Stored records:
+ + + +

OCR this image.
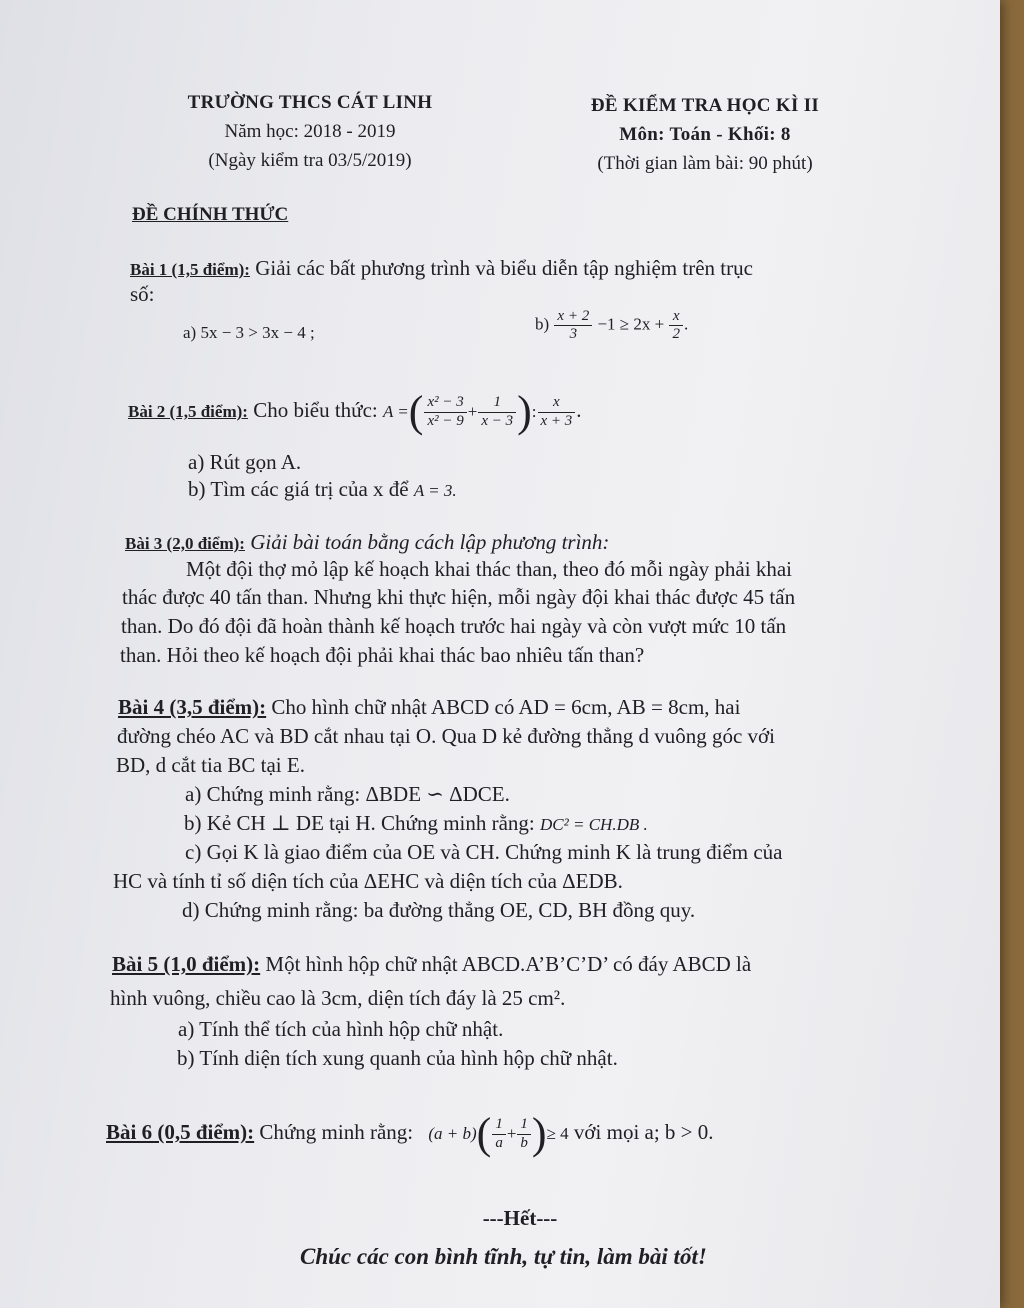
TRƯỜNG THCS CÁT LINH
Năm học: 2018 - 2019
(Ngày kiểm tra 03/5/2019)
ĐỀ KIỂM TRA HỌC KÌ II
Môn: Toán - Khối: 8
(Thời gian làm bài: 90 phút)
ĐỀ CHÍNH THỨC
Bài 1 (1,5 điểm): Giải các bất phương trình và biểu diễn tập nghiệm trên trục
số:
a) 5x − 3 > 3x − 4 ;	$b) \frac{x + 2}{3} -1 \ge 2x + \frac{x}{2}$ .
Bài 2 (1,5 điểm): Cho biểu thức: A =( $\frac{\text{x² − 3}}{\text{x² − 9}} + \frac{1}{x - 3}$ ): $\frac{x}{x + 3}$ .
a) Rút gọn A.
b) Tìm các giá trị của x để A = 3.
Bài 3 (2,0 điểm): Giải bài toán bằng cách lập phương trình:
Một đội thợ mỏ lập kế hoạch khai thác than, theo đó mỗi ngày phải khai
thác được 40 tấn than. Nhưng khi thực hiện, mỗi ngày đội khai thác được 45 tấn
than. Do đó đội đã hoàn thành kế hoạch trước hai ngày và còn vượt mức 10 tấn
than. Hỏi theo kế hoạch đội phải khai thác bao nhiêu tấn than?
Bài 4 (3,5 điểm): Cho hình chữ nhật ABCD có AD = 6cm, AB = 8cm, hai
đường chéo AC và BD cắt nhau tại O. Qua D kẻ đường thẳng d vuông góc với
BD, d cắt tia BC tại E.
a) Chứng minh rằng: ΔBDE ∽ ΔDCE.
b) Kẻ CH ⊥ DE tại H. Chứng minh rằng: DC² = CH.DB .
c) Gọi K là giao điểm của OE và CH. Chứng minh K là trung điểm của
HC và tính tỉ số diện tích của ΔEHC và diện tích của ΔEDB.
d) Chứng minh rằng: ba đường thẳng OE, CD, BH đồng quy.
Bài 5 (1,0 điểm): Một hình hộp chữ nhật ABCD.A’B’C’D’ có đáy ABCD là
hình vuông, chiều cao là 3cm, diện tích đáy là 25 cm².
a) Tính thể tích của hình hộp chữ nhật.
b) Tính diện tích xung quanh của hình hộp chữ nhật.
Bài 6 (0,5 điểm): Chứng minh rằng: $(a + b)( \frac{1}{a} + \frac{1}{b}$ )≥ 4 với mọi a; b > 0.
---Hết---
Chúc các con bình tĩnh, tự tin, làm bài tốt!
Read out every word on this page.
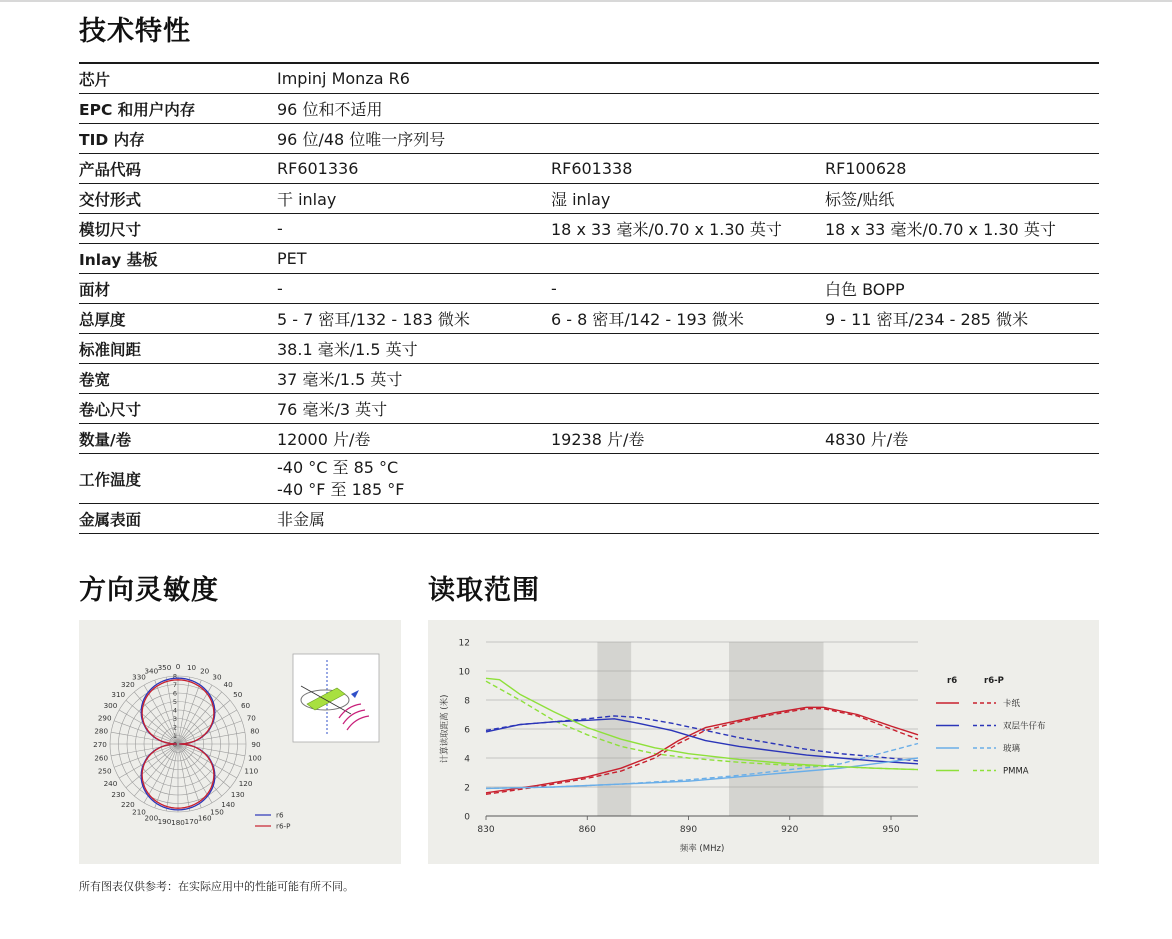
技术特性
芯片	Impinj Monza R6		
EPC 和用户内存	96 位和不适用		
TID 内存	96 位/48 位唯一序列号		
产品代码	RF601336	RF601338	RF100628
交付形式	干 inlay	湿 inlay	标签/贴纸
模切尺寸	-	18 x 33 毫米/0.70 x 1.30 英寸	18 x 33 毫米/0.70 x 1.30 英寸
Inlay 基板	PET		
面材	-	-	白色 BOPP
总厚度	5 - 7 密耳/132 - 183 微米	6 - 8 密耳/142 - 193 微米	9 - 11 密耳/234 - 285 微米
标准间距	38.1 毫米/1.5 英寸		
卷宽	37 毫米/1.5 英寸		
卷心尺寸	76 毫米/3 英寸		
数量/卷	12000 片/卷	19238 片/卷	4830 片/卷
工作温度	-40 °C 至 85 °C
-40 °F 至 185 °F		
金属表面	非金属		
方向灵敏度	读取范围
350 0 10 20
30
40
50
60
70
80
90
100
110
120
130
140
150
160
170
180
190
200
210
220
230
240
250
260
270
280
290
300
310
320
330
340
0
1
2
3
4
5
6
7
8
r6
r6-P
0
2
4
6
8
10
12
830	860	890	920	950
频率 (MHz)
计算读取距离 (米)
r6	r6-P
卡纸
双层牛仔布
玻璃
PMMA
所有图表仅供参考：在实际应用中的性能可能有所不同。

+ + + +

What the exercise asks: Reproduce all the entries that precede this task, word for word, minus any pictures.

Exercise answer:
OCR this image.
TRƯỜNG THCS CÁT LINH
Năm học: 2018 - 2019
(Ngày kiểm tra 03/5/2019)
ĐỀ KIỂM TRA HỌC KÌ II
Môn: Toán - Khối: 8
(Thời gian làm bài: 90 phút)
ĐỀ CHÍNH THỨC
Bài 1 (1,5 điểm): Giải các bất phương trình và biểu diễn tập nghiệm trên trục
số:
a) 5x − 3 > 3x − 4 ;	$b) \frac{x + 2}{3} -1 \ge 2x + \frac{x}{2}$ .
Bài 2 (1,5 điểm): Cho biểu thức: A =( $\frac{\text{x² − 3}}{\text{x² − 9}} + \frac{1}{x - 3}$ ): $\frac{x}{x + 3}$ .
a) Rút gọn A.
b) Tìm các giá trị của x để A = 3.
Bài 3 (2,0 điểm): Giải bài toán bằng cách lập phương trình:
Một đội thợ mỏ lập kế hoạch khai thác than, theo đó mỗi ngày phải khai
thác được 40 tấn than. Nhưng khi thực hiện, mỗi ngày đội khai thác được 45 tấn
than. Do đó đội đã hoàn thành kế hoạch trước hai ngày và còn vượt mức 10 tấn
than. Hỏi theo kế hoạch đội phải khai thác bao nhiêu tấn than?
Bài 4 (3,5 điểm): Cho hình chữ nhật ABCD có AD = 6cm, AB = 8cm, hai
đường chéo AC và BD cắt nhau tại O. Qua D kẻ đường thẳng d vuông góc với
BD, d cắt tia BC tại E.
a) Chứng minh rằng: ΔBDE ∽ ΔDCE.
b) Kẻ CH ⊥ DE tại H. Chứng minh rằng: DC² = CH.DB .
c) Gọi K là giao điểm của OE và CH. Chứng minh K là trung điểm của
HC và tính tỉ số diện tích của ΔEHC và diện tích của ΔEDB.
d) Chứng minh rằng: ba đường thẳng OE, CD, BH đồng quy.
Bài 5 (1,0 điểm): Một hình hộp chữ nhật ABCD.A’B’C’D’ có đáy ABCD là
hình vuông, chiều cao là 3cm, diện tích đáy là 25 cm².
a) Tính thể tích của hình hộp chữ nhật.
b) Tính diện tích xung quanh của hình hộp chữ nhật.
Bài 6 (0,5 điểm): Chứng minh rằng: $(a + b)( \frac{1}{a} + \frac{1}{b}$ )≥ 4 với mọi a; b > 0.
---Hết---
Chúc các con bình tĩnh, tự tin, làm bài tốt!
Read out every word on this page.
技术特性
芯片	Impinj Monza R6		
EPC 和用户内存	96 位和不适用		
TID 内存	96 位/48 位唯一序列号		
产品代码	RF601336	RF601338	RF100628
交付形式	干 inlay	湿 inlay	标签/贴纸
模切尺寸	-	18 x 33 毫米/0.70 x 1.30 英寸	18 x 33 毫米/0.70 x 1.30 英寸
Inlay 基板	PET		
面材	-	-	白色 BOPP
总厚度	5 - 7 密耳/132 - 183 微米	6 - 8 密耳/142 - 193 微米	9 - 11 密耳/234 - 285 微米
标准间距	38.1 毫米/1.5 英寸		
卷宽	37 毫米/1.5 英寸		
卷心尺寸	76 毫米/3 英寸		
数量/卷	12000 片/卷	19238 片/卷	4830 片/卷
工作温度	-40 °C 至 85 °C
-40 °F 至 185 °F		
金属表面	非金属		
方向灵敏度	读取范围
350 0 10 20
30
40
50
60
70
80
90
100
110
120
130
140
150
160
170
180
190
200
210
220
230
240
250
260
270
280
290
300
310
320
330
340
0
1
2
3
4
5
6
7
8
r6
r6-P
0
2
4
6
8
10
12
830	860	890	920	950
频率 (MHz)
计算读取距离 (米)
r6	r6-P
卡纸
双层牛仔布
玻璃
PMMA
所有图表仅供参考：在实际应用中的性能可能有所不同。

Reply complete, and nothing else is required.